── GIVEN DATA

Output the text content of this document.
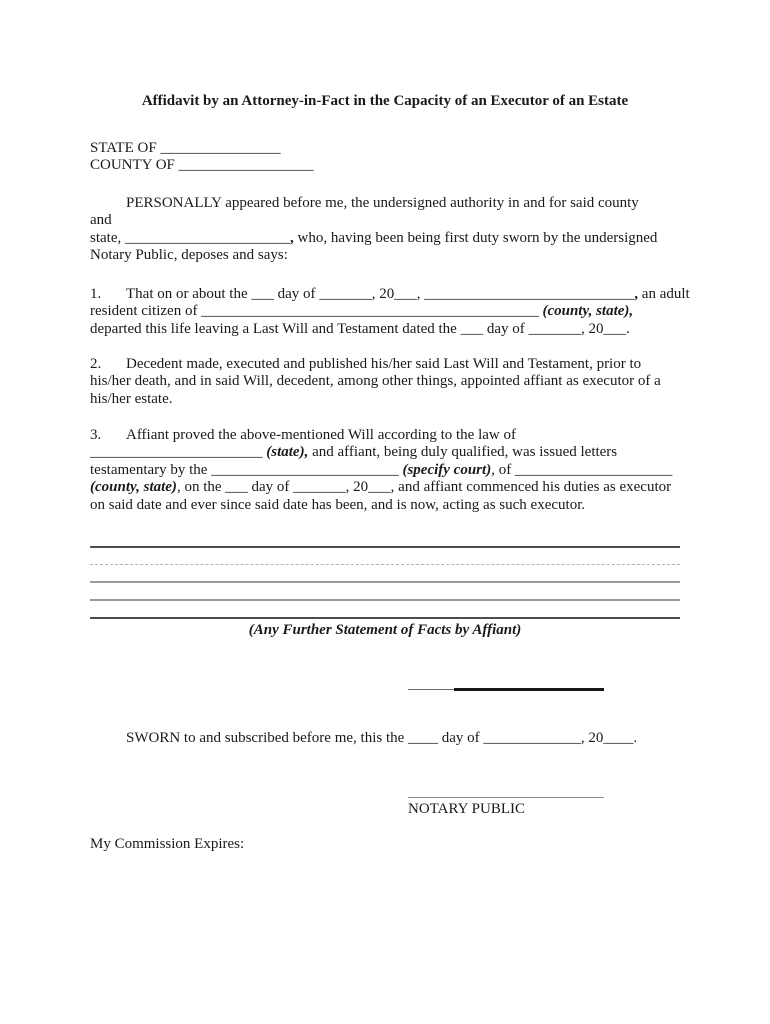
Affidavit by an Attorney-in-Fact in the Capacity of an Executor of an Estate
STATE OF ________________
COUNTY OF __________________
PERSONALLY appeared before me, the undersigned authority in and for said county
and
state, ______________________, who, having been being first duty sworn by the undersigned
Notary Public, deposes and says:
1. That on or about the ___ day of _______, 20___, ____________________________, an adult
resident citizen of _____________________________________________ (county, state),
departed this life leaving a Last Will and Testament dated the ___ day of _______, 20___.
2. Decedent made, executed and published his/her said Last Will and Testament, prior to
his/her death, and in said Will, decedent, among other things, appointed affiant as executor of a
his/her estate.
3. Affiant proved the above-mentioned Will according to the law of
_______________________ (state), and affiant, being duly qualified, was issued letters
testamentary by the _________________________ (specify court), of _____________________
(county, state), on the ___ day of _______, 20___, and affiant commenced his duties as executor
on said date and ever since said date has been, and is now, acting as such executor.
(Any Further Statement of Facts by Affiant)
SWORN to and subscribed before me, this the ____ day of _____________, 20____.
NOTARY PUBLIC
My Commission Expires:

────

### [PROBLEM]
Repeat the listing verbatim. Skip the pictures.

### [EXERCISE RESPONSE]
Output the text content of this document.
Affidavit by an Attorney-in-Fact in the Capacity of an Executor of an Estate
STATE OF ________________
COUNTY OF __________________
PERSONALLY appeared before me, the undersigned authority in and for said county
and
state, ______________________, who, having been being first duty sworn by the undersigned
Notary Public, deposes and says:
1. That on or about the ___ day of _______, 20___, ____________________________, an adult
resident citizen of _____________________________________________ (county, state),
departed this life leaving a Last Will and Testament dated the ___ day of _______, 20___.
2. Decedent made, executed and published his/her said Last Will and Testament, prior to
his/her death, and in said Will, decedent, among other things, appointed affiant as executor of a
his/her estate.
3. Affiant proved the above-mentioned Will according to the law of
_______________________ (state), and affiant, being duly qualified, was issued letters
testamentary by the _________________________ (specify court), of _____________________
(county, state), on the ___ day of _______, 20___, and affiant commenced his duties as executor
on said date and ever since said date has been, and is now, acting as such executor.
(Any Further Statement of Facts by Affiant)
SWORN to and subscribed before me, this the ____ day of _____________, 20____.
NOTARY PUBLIC
My Commission Expires:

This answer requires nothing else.